(Saved data entries)

━━━━━━

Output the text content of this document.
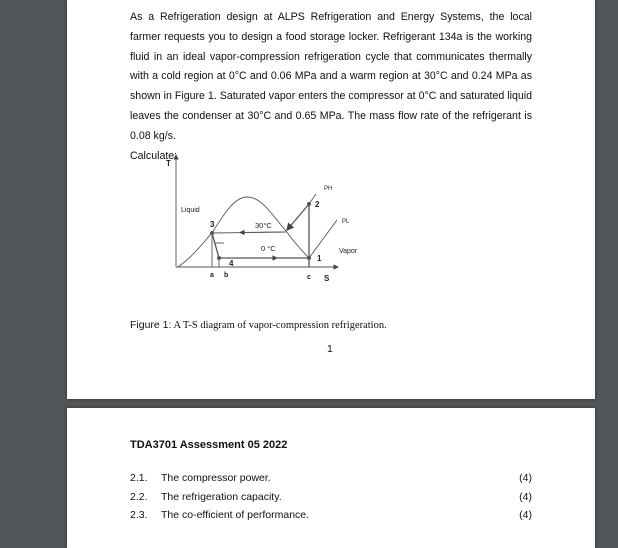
As a Refrigeration design at ALPS Refrigeration and Energy Systems, the local farmer requests you to design a food storage locker. Refrigerant 134a is the working fluid in an ideal vapor-compression refrigeration cycle that communicates thermally with a cold region at 0°C and 0.06 MPa and a warm region at 30°C and 0.24 MPa as shown in Figure 1. Saturated vapor enters the compressor at 0°C and saturated liquid leaves the condenser at 30°C and 0.65 MPa. The mass flow rate of the refrigerant is 0.08 kg/s.
Calculate:
T
S
Liquid
Vapor
PH
PL
30°C
0 °C
1
2
3
4
a b	c
Figure 1: A T-S diagram of vapor-compression refrigeration.
1
TDA3701 Assessment 05 2022
2.1. The compressor power.	(4)
2.2. The refrigeration capacity.	(4)
2.3. The co-efficient of performance.	(4)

━━━━━━

→ **EXERCISE AIM**
Find all lines with "compression" in them and copy each one.

→ **TASK RESULT**
As a Refrigeration design at ALPS Refrigeration and Energy Systems, the local farmer requests you to design a food storage locker. Refrigerant 134a is the working fluid in an ideal vapor-compression refrigeration cycle that communicates thermally with a cold region at 0°C and 0.06 MPa and a warm region at 30°C and 0.24 MPa as shown in Figure 1. Saturated vapor enters the compressor at 0°C and saturated liquid leaves the condenser at 30°C and 0.65 MPa. The mass flow rate of the refrigerant is 0.08 kg/s.
Figure 1: A T-S diagram of vapor-compression refrigeration.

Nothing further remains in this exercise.